** begin Data shown **

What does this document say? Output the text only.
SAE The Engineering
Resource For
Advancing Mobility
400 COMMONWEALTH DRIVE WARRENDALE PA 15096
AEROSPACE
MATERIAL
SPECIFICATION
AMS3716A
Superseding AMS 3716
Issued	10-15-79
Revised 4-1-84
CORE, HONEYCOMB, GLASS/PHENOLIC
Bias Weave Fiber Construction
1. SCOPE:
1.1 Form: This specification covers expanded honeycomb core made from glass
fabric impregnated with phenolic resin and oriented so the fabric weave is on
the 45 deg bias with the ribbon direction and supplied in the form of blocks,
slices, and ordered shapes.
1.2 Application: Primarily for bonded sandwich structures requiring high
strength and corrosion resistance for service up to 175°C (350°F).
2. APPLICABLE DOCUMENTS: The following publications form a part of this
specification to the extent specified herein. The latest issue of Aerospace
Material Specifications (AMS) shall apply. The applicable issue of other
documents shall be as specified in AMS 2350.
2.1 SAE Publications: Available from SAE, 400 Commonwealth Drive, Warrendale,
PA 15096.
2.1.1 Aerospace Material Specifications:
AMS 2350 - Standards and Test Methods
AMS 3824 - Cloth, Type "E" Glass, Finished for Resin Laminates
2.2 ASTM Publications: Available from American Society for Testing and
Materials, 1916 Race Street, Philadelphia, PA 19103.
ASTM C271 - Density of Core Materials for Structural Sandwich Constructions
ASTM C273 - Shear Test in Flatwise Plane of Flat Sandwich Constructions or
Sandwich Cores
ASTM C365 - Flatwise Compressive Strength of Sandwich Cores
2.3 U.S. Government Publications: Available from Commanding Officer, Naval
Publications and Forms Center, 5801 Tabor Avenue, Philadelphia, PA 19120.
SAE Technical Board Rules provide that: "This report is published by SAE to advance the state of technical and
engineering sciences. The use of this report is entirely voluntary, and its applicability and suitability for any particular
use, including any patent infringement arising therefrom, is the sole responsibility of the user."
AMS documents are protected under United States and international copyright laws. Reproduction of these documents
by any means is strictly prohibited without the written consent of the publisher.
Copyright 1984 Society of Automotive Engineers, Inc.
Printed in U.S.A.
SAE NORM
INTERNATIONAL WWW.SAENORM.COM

** end Data shown **

__Task description__:
Reproduce the complete set of lines precisely as supplied.

__Finished answer__:
What does this document say? Output the text only.
SAE The Engineering
Resource For
Advancing Mobility
400 COMMONWEALTH DRIVE WARRENDALE PA 15096
AEROSPACE
MATERIAL
SPECIFICATION
AMS3716A
Superseding AMS 3716
Issued	10-15-79
Revised 4-1-84
CORE, HONEYCOMB, GLASS/PHENOLIC
Bias Weave Fiber Construction
1. SCOPE:
1.1 Form: This specification covers expanded honeycomb core made from glass
fabric impregnated with phenolic resin and oriented so the fabric weave is on
the 45 deg bias with the ribbon direction and supplied in the form of blocks,
slices, and ordered shapes.
1.2 Application: Primarily for bonded sandwich structures requiring high
strength and corrosion resistance for service up to 175°C (350°F).
2. APPLICABLE DOCUMENTS: The following publications form a part of this
specification to the extent specified herein. The latest issue of Aerospace
Material Specifications (AMS) shall apply. The applicable issue of other
documents shall be as specified in AMS 2350.
2.1 SAE Publications: Available from SAE, 400 Commonwealth Drive, Warrendale,
PA 15096.
2.1.1 Aerospace Material Specifications:
AMS 2350 - Standards and Test Methods
AMS 3824 - Cloth, Type "E" Glass, Finished for Resin Laminates
2.2 ASTM Publications: Available from American Society for Testing and
Materials, 1916 Race Street, Philadelphia, PA 19103.
ASTM C271 - Density of Core Materials for Structural Sandwich Constructions
ASTM C273 - Shear Test in Flatwise Plane of Flat Sandwich Constructions or
Sandwich Cores
ASTM C365 - Flatwise Compressive Strength of Sandwich Cores
2.3 U.S. Government Publications: Available from Commanding Officer, Naval
Publications and Forms Center, 5801 Tabor Avenue, Philadelphia, PA 19120.
SAE Technical Board Rules provide that: "This report is published by SAE to advance the state of technical and
engineering sciences. The use of this report is entirely voluntary, and its applicability and suitability for any particular
use, including any patent infringement arising therefrom, is the sole responsibility of the user."
AMS documents are protected under United States and international copyright laws. Reproduction of these documents
by any means is strictly prohibited without the written consent of the publisher.
Copyright 1984 Society of Automotive Engineers, Inc.
Printed in U.S.A.
SAE NORM
INTERNATIONAL WWW.SAENORM.COM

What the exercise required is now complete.